(Structured figure records)

((

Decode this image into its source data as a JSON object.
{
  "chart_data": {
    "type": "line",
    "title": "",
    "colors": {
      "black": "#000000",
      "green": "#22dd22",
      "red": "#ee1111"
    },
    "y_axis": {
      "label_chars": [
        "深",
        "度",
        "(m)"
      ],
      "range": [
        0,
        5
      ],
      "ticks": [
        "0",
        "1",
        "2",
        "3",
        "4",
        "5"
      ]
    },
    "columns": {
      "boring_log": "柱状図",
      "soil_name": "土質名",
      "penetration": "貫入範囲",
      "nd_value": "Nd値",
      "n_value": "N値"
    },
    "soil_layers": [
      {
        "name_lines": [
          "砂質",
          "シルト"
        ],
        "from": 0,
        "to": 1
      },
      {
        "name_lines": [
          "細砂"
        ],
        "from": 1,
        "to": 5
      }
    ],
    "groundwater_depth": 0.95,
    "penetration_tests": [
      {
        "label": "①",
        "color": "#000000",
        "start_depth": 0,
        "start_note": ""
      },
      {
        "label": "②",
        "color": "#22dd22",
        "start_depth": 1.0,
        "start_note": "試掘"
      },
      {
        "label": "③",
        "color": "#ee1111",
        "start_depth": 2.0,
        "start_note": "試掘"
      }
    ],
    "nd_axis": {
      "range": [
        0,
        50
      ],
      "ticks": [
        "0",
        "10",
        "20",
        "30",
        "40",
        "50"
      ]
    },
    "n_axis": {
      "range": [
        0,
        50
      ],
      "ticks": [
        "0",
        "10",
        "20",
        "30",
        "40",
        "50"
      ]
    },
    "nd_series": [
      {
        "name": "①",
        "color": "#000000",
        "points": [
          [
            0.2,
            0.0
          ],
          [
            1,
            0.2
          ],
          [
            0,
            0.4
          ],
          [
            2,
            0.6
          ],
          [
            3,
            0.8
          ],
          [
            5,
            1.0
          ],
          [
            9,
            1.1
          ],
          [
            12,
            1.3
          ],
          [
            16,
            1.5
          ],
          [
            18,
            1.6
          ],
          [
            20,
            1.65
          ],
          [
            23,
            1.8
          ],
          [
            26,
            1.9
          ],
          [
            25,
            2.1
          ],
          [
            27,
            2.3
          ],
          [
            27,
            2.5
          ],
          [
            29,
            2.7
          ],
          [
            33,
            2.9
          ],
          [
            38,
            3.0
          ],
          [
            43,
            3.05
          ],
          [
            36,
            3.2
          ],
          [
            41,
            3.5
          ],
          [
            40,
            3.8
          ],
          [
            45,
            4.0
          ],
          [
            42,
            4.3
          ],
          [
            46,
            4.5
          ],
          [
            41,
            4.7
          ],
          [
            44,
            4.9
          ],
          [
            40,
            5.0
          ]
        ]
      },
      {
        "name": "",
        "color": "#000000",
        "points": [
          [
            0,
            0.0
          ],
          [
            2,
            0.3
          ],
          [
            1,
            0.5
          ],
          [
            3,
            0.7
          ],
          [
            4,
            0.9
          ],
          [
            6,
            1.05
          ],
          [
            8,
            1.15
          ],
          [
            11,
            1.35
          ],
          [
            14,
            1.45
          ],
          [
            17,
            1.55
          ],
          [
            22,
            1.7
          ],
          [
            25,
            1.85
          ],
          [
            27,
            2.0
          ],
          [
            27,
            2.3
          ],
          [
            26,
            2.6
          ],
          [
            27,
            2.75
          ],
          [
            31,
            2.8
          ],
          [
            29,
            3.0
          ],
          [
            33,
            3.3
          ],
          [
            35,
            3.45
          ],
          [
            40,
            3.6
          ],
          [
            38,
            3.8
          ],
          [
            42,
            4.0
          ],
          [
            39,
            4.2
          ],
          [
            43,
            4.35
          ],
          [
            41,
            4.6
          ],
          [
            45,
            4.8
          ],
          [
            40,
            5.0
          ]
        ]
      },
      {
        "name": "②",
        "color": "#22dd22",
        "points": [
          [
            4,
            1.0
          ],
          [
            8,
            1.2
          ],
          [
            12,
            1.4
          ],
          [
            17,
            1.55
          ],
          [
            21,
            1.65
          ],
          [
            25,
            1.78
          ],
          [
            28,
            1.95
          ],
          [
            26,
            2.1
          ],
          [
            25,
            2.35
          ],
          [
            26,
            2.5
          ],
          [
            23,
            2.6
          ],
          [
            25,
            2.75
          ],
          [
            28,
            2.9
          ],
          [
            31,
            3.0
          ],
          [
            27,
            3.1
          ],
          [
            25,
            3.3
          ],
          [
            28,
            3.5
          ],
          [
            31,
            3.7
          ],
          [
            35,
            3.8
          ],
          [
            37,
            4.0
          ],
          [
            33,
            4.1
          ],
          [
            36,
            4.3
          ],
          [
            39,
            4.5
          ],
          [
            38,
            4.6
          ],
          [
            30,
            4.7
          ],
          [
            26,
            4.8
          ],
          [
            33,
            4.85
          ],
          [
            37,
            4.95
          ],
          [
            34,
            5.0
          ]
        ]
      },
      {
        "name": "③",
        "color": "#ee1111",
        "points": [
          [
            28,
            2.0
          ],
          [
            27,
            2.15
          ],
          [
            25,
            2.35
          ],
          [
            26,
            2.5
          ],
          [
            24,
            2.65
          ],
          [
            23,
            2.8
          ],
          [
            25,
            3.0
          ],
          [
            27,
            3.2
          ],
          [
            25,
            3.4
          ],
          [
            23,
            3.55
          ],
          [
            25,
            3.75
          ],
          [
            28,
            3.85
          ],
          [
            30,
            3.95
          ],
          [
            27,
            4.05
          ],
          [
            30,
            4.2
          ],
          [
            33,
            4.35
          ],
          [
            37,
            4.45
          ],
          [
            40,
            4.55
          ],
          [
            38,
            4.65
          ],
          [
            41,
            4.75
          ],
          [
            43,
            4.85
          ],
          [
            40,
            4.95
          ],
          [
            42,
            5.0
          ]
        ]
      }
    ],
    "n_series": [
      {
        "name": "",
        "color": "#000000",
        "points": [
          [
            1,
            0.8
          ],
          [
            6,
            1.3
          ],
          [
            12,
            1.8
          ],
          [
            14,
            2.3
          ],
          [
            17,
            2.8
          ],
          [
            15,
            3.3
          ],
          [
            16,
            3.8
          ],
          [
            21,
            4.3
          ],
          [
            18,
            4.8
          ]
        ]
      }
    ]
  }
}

))

▸ **What is asked**
Write out all the records above again, exactly as they stand.

▸ **Response below**
Decode this image into its source data as a JSON object.
{
  "chart_data": {
    "type": "line",
    "title": "",
    "colors": {
      "black": "#000000",
      "green": "#22dd22",
      "red": "#ee1111"
    },
    "y_axis": {
      "label_chars": [
        "深",
        "度",
        "(m)"
      ],
      "range": [
        0,
        5
      ],
      "ticks": [
        "0",
        "1",
        "2",
        "3",
        "4",
        "5"
      ]
    },
    "columns": {
      "boring_log": "柱状図",
      "soil_name": "土質名",
      "penetration": "貫入範囲",
      "nd_value": "Nd値",
      "n_value": "N値"
    },
    "soil_layers": [
      {
        "name_lines": [
          "砂質",
          "シルト"
        ],
        "from": 0,
        "to": 1
      },
      {
        "name_lines": [
          "細砂"
        ],
        "from": 1,
        "to": 5
      }
    ],
    "groundwater_depth": 0.95,
    "penetration_tests": [
      {
        "label": "①",
        "color": "#000000",
        "start_depth": 0,
        "start_note": ""
      },
      {
        "label": "②",
        "color": "#22dd22",
        "start_depth": 1.0,
        "start_note": "試掘"
      },
      {
        "label": "③",
        "color": "#ee1111",
        "start_depth": 2.0,
        "start_note": "試掘"
      }
    ],
    "nd_axis": {
      "range": [
        0,
        50
      ],
      "ticks": [
        "0",
        "10",
        "20",
        "30",
        "40",
        "50"
      ]
    },
    "n_axis": {
      "range": [
        0,
        50
      ],
      "ticks": [
        "0",
        "10",
        "20",
        "30",
        "40",
        "50"
      ]
    },
    "nd_series": [
      {
        "name": "①",
        "color": "#000000",
        "points": [
          [
            0.2,
            0.0
          ],
          [
            1,
            0.2
          ],
          [
            0,
            0.4
          ],
          [
            2,
            0.6
          ],
          [
            3,
            0.8
          ],
          [
            5,
            1.0
          ],
          [
            9,
            1.1
          ],
          [
            12,
            1.3
          ],
          [
            16,
            1.5
          ],
          [
            18,
            1.6
          ],
          [
            20,
            1.65
          ],
          [
            23,
            1.8
          ],
          [
            26,
            1.9
          ],
          [
            25,
            2.1
          ],
          [
            27,
            2.3
          ],
          [
            27,
            2.5
          ],
          [
            29,
            2.7
          ],
          [
            33,
            2.9
          ],
          [
            38,
            3.0
          ],
          [
            43,
            3.05
          ],
          [
            36,
            3.2
          ],
          [
            41,
            3.5
          ],
          [
            40,
            3.8
          ],
          [
            45,
            4.0
          ],
          [
            42,
            4.3
          ],
          [
            46,
            4.5
          ],
          [
            41,
            4.7
          ],
          [
            44,
            4.9
          ],
          [
            40,
            5.0
          ]
        ]
      },
      {
        "name": "",
        "color": "#000000",
        "points": [
          [
            0,
            0.0
          ],
          [
            2,
            0.3
          ],
          [
            1,
            0.5
          ],
          [
            3,
            0.7
          ],
          [
            4,
            0.9
          ],
          [
            6,
            1.05
          ],
          [
            8,
            1.15
          ],
          [
            11,
            1.35
          ],
          [
            14,
            1.45
          ],
          [
            17,
            1.55
          ],
          [
            22,
            1.7
          ],
          [
            25,
            1.85
          ],
          [
            27,
            2.0
          ],
          [
            27,
            2.3
          ],
          [
            26,
            2.6
          ],
          [
            27,
            2.75
          ],
          [
            31,
            2.8
          ],
          [
            29,
            3.0
          ],
          [
            33,
            3.3
          ],
          [
            35,
            3.45
          ],
          [
            40,
            3.6
          ],
          [
            38,
            3.8
          ],
          [
            42,
            4.0
          ],
          [
            39,
            4.2
          ],
          [
            43,
            4.35
          ],
          [
            41,
            4.6
          ],
          [
            45,
            4.8
          ],
          [
            40,
            5.0
          ]
        ]
      },
      {
        "name": "②",
        "color": "#22dd22",
        "points": [
          [
            4,
            1.0
          ],
          [
            8,
            1.2
          ],
          [
            12,
            1.4
          ],
          [
            17,
            1.55
          ],
          [
            21,
            1.65
          ],
          [
            25,
            1.78
          ],
          [
            28,
            1.95
          ],
          [
            26,
            2.1
          ],
          [
            25,
            2.35
          ],
          [
            26,
            2.5
          ],
          [
            23,
            2.6
          ],
          [
            25,
            2.75
          ],
          [
            28,
            2.9
          ],
          [
            31,
            3.0
          ],
          [
            27,
            3.1
          ],
          [
            25,
            3.3
          ],
          [
            28,
            3.5
          ],
          [
            31,
            3.7
          ],
          [
            35,
            3.8
          ],
          [
            37,
            4.0
          ],
          [
            33,
            4.1
          ],
          [
            36,
            4.3
          ],
          [
            39,
            4.5
          ],
          [
            38,
            4.6
          ],
          [
            30,
            4.7
          ],
          [
            26,
            4.8
          ],
          [
            33,
            4.85
          ],
          [
            37,
            4.95
          ],
          [
            34,
            5.0
          ]
        ]
      },
      {
        "name": "③",
        "color": "#ee1111",
        "points": [
          [
            28,
            2.0
          ],
          [
            27,
            2.15
          ],
          [
            25,
            2.35
          ],
          [
            26,
            2.5
          ],
          [
            24,
            2.65
          ],
          [
            23,
            2.8
          ],
          [
            25,
            3.0
          ],
          [
            27,
            3.2
          ],
          [
            25,
            3.4
          ],
          [
            23,
            3.55
          ],
          [
            25,
            3.75
          ],
          [
            28,
            3.85
          ],
          [
            30,
            3.95
          ],
          [
            27,
            4.05
          ],
          [
            30,
            4.2
          ],
          [
            33,
            4.35
          ],
          [
            37,
            4.45
          ],
          [
            40,
            4.55
          ],
          [
            38,
            4.65
          ],
          [
            41,
            4.75
          ],
          [
            43,
            4.85
          ],
          [
            40,
            4.95
          ],
          [
            42,
            5.0
          ]
        ]
      }
    ],
    "n_series": [
      {
        "name": "",
        "color": "#000000",
        "points": [
          [
            1,
            0.8
          ],
          [
            6,
            1.3
          ],
          [
            12,
            1.8
          ],
          [
            14,
            2.3
          ],
          [
            17,
            2.8
          ],
          [
            15,
            3.3
          ],
          [
            16,
            3.8
          ],
          [
            21,
            4.3
          ],
          [
            18,
            4.8
          ]
        ]
      }
    ]
  }
}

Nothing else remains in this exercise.